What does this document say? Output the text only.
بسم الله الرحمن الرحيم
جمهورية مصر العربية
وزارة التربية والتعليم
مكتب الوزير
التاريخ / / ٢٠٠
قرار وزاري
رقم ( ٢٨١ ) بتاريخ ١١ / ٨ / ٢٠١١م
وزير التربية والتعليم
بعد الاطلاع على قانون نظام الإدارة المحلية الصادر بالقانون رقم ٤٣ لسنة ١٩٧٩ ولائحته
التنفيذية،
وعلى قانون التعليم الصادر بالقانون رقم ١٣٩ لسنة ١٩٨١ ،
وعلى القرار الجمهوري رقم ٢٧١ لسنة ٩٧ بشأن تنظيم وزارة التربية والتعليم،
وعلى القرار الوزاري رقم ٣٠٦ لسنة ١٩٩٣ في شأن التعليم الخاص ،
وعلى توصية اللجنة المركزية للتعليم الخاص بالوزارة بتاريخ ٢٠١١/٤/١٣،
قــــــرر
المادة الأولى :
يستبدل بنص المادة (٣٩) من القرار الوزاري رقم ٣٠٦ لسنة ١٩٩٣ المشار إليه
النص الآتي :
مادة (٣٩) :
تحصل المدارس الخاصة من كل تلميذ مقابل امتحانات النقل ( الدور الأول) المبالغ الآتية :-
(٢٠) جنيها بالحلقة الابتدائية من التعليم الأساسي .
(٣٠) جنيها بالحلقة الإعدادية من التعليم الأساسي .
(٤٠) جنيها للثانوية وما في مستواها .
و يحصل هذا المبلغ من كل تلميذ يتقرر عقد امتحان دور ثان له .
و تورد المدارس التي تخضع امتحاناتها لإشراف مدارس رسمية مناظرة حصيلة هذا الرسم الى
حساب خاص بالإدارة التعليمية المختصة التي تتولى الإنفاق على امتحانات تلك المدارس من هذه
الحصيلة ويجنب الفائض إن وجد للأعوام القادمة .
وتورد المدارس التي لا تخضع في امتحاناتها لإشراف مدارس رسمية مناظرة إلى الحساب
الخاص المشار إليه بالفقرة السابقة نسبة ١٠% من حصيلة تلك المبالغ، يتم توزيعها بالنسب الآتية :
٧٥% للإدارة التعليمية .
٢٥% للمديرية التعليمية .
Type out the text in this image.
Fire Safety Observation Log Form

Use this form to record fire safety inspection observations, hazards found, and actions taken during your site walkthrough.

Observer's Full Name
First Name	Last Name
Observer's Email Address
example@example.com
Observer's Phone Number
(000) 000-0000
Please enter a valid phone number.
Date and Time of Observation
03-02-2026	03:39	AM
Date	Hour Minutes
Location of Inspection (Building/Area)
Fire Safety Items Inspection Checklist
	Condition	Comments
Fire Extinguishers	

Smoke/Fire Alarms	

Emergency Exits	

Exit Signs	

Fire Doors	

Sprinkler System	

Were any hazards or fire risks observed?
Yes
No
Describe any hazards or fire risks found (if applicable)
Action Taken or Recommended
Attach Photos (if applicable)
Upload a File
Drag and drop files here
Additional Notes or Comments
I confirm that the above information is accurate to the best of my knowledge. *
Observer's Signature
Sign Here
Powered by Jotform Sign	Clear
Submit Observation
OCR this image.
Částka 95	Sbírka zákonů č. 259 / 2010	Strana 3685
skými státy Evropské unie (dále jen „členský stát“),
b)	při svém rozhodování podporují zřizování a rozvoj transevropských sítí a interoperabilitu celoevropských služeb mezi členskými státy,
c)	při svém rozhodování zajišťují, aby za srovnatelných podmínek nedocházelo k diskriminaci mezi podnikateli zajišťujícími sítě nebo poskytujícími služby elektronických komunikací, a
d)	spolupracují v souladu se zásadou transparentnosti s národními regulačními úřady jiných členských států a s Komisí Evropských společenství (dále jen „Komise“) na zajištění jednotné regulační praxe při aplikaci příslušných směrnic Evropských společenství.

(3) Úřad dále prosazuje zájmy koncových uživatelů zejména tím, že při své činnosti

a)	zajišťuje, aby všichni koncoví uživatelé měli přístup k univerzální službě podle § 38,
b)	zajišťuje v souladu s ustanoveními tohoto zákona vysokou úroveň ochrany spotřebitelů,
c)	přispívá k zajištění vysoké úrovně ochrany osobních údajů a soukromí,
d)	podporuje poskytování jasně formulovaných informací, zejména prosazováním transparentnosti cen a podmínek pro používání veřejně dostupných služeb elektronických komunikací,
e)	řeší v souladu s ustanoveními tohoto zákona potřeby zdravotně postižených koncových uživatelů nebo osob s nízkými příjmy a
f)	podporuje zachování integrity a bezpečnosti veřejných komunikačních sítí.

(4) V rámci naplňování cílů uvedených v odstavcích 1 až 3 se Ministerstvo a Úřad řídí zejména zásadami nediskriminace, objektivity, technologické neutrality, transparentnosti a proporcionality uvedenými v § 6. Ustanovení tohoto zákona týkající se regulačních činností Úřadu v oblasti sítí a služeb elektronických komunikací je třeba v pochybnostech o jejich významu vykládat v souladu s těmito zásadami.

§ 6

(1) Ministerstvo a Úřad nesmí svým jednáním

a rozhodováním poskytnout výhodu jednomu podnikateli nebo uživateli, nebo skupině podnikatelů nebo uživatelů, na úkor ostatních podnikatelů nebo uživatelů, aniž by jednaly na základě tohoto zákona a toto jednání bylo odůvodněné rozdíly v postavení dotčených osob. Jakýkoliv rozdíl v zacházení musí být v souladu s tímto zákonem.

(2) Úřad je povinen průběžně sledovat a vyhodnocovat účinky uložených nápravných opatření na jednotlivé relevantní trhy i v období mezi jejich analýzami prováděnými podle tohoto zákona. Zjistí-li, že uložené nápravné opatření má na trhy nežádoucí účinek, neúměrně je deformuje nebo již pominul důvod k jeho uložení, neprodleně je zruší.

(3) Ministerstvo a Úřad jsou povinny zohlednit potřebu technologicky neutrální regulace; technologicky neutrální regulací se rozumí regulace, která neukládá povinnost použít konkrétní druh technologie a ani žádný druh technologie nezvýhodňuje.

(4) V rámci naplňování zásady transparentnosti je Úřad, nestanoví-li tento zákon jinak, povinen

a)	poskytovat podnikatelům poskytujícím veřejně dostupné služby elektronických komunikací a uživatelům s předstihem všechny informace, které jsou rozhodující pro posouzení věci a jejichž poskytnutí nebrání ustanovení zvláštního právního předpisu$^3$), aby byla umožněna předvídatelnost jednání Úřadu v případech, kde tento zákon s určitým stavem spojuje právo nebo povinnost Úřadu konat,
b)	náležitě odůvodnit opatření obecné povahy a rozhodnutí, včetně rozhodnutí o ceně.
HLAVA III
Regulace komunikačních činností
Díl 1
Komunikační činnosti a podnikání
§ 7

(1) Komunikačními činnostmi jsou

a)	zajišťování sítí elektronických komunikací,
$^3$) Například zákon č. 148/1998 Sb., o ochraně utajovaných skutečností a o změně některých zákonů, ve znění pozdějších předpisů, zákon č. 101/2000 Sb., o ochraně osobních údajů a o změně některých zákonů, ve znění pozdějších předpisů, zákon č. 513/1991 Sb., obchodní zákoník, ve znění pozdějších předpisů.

...

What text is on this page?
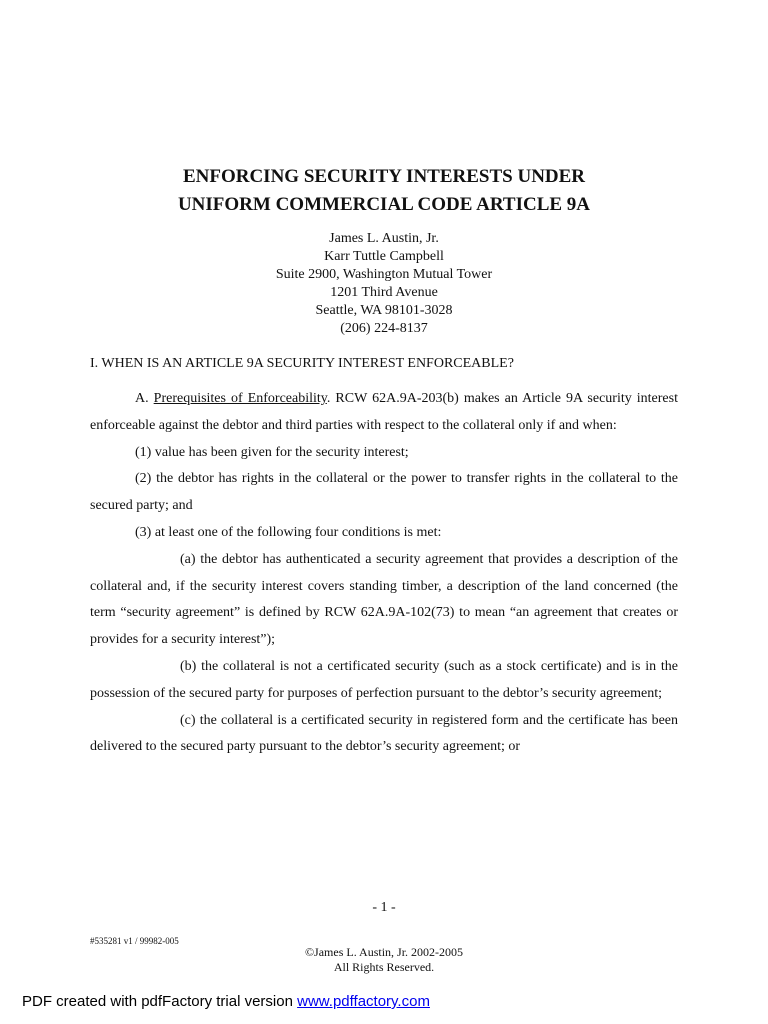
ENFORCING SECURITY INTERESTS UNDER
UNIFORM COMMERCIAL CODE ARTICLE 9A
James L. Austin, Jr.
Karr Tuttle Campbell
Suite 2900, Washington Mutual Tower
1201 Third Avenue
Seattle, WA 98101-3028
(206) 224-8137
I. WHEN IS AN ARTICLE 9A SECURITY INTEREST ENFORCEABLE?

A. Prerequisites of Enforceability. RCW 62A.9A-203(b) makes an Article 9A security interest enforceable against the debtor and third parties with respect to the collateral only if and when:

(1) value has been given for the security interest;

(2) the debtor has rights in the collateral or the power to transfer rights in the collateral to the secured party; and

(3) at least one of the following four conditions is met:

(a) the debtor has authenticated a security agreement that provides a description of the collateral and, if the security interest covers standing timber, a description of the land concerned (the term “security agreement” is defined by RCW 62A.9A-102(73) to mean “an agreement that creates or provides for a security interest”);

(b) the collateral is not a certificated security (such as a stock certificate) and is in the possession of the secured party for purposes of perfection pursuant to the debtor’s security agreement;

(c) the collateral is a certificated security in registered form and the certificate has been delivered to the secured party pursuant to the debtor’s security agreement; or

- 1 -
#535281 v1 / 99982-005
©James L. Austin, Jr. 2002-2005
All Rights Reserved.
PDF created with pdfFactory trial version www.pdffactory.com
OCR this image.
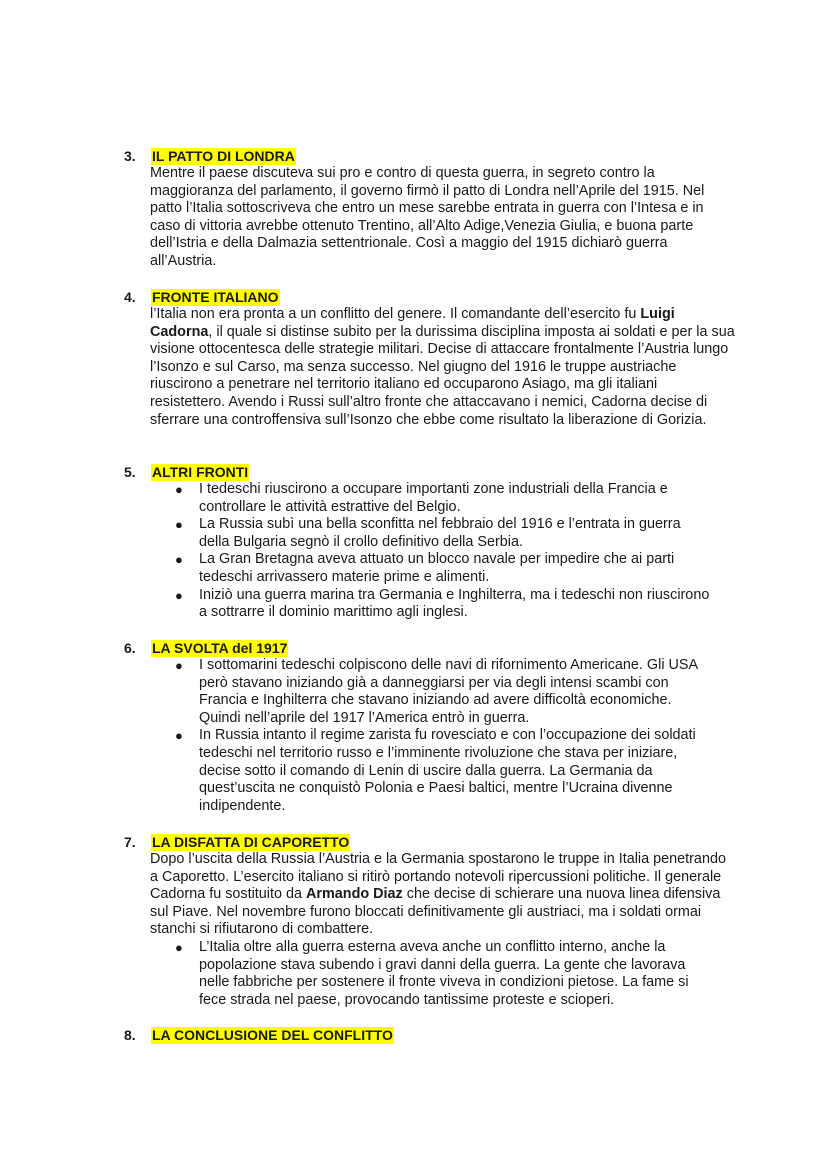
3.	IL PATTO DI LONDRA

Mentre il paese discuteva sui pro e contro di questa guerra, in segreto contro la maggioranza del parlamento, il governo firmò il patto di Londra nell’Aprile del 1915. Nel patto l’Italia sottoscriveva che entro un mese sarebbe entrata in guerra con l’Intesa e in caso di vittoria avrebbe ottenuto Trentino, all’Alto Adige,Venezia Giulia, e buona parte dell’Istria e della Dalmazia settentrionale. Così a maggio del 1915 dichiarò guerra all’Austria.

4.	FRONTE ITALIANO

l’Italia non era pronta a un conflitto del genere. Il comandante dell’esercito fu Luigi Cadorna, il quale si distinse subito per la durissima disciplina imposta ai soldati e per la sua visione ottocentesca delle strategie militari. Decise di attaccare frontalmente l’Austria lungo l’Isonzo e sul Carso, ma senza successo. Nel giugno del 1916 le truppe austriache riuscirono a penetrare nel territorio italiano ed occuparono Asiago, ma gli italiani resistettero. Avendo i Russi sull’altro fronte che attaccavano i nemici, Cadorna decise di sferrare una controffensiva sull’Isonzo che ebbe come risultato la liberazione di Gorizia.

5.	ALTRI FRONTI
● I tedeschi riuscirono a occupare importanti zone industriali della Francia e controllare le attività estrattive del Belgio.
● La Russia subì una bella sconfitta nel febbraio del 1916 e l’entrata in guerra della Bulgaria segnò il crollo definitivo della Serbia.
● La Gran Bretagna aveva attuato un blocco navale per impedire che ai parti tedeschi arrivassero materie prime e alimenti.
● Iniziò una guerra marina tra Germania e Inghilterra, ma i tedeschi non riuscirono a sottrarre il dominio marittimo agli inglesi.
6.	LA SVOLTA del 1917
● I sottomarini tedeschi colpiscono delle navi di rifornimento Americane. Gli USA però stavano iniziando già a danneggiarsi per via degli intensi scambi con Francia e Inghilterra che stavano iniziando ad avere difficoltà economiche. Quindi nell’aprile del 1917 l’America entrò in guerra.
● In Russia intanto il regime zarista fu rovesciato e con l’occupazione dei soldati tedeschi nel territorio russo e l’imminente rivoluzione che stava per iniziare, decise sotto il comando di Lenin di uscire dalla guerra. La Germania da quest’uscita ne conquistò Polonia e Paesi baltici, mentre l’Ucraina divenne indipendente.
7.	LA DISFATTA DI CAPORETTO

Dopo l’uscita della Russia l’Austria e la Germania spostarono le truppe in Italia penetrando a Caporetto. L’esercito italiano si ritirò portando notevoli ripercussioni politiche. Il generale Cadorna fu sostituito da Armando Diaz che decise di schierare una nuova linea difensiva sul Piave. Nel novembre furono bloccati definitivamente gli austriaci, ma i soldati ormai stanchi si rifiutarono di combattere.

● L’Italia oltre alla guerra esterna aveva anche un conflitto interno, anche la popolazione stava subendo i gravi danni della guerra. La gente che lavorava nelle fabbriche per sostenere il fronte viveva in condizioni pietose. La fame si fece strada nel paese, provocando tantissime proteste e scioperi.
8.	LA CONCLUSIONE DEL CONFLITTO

**Short problem**
Check each line above for the word "podmínek", and copy the lines where it appears.

**Result for this exercise**
c)	při svém rozhodování zajišťují, aby za srovnatelných podmínek nedocházelo k diskriminaci mezi podnikateli zajišťujícími sítě nebo poskytujícími služby elektronických komunikací, a
d)	podporuje poskytování jasně formulovaných informací, zejména prosazováním transparentnosti cen a podmínek pro používání veřejně dostupných služeb elektronických komunikací,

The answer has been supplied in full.